◆ **Task objective**
Copy each line of the entries that contains the word "longitudinal".

◆ **Source material**
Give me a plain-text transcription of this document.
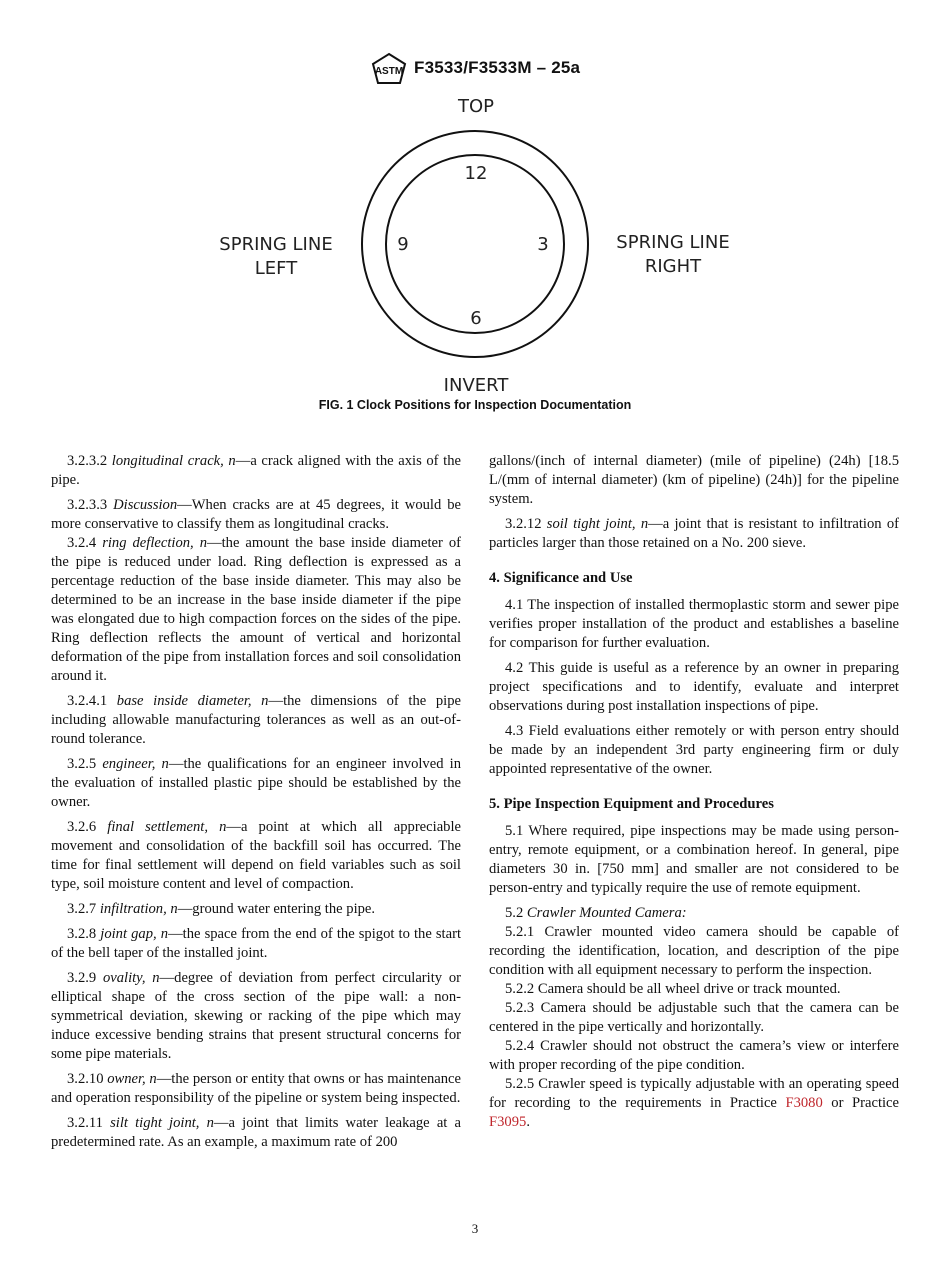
ASTM F3533/F3533M – 25a
TOP
INVERT
SPRING LINE
LEFT
SPRING LINE
RIGHT
12
3
6
9
FIG. 1 Clock Positions for Inspection Documentation

3.2.3.2 longitudinal crack, n—a crack aligned with the axis of the pipe.

3.2.3.3 Discussion—When cracks are at 45 degrees, it would be more conservative to classify them as longitudinal cracks.

3.2.4 ring deflection, n—the amount the base inside diameter of the pipe is reduced under load. Ring deflection is expressed as a percentage reduction of the base inside diameter. This may also be determined to be an increase in the base inside diameter if the pipe was elongated due to high compaction forces on the sides of the pipe. Ring deflection reflects the amount of vertical and horizontal deformation of the pipe from installation forces and soil consolidation around it.

3.2.4.1 base inside diameter, n—the dimensions of the pipe including allowable manufacturing tolerances as well as an out-of-round tolerance.

3.2.5 engineer, n—the qualifications for an engineer involved in the evaluation of installed plastic pipe should be established by the owner.

3.2.6 final settlement, n—a point at which all appreciable movement and consolidation of the backfill soil has occurred. The time for final settlement will depend on field variables such as soil type, soil moisture content and level of compaction.

3.2.7 infiltration, n—ground water entering the pipe.

3.2.8 joint gap, n—the space from the end of the spigot to the start of the bell taper of the installed joint.

3.2.9 ovality, n—degree of deviation from perfect circularity or elliptical shape of the cross section of the pipe wall: a non-symmetrical deviation, skewing or racking of the pipe which may induce excessive bending strains that present structural concerns for some pipe materials.

3.2.10 owner, n—the person or entity that owns or has maintenance and operation responsibility of the pipeline or system being inspected.

3.2.11 silt tight joint, n—a joint that limits water leakage at a predetermined rate. As an example, a maximum rate of 200

gallons/(inch of internal diameter) (mile of pipeline) (24h) [18.5 L/(mm of internal diameter) (km of pipeline) (24h)] for the pipeline system.

3.2.12 soil tight joint, n—a joint that is resistant to infiltration of particles larger than those retained on a No. 200 sieve.

4. Significance and Use

4.1 The inspection of installed thermoplastic storm and sewer pipe verifies proper installation of the product and establishes a baseline for comparison for further evaluation.

4.2 This guide is useful as a reference by an owner in preparing project specifications and to identify, evaluate and interpret observations during post installation inspections of pipe.

4.3 Field evaluations either remotely or with person entry should be made by an independent 3rd party engineering firm or duly appointed representative of the owner.

5. Pipe Inspection Equipment and Procedures

5.1 Where required, pipe inspections may be made using person-entry, remote equipment, or a combination hereof. In general, pipe diameters 30 in. [750 mm] and smaller are not considered to be person-entry and typically require the use of remote equipment.

5.2 Crawler Mounted Camera:

5.2.1 Crawler mounted video camera should be capable of recording the identification, location, and description of the pipe condition with all equipment necessary to perform the inspection.

5.2.2 Camera should be all wheel drive or track mounted.

5.2.3 Camera should be adjustable such that the camera can be centered in the pipe vertically and horizontally.

5.2.4 Crawler should not obstruct the camera’s view or interfere with proper recording of the pipe condition.

5.2.5 Crawler speed is typically adjustable with an operating speed for recording to the requirements in Practice F3080 or Practice F3095.

3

◆ **Worked answer**
3.2.3.2 longitudinal crack, n—a crack aligned with the axis of the pipe.
3.2.3.3 Discussion—When cracks are at 45 degrees, it would be more conservative to classify them as longitudinal cracks.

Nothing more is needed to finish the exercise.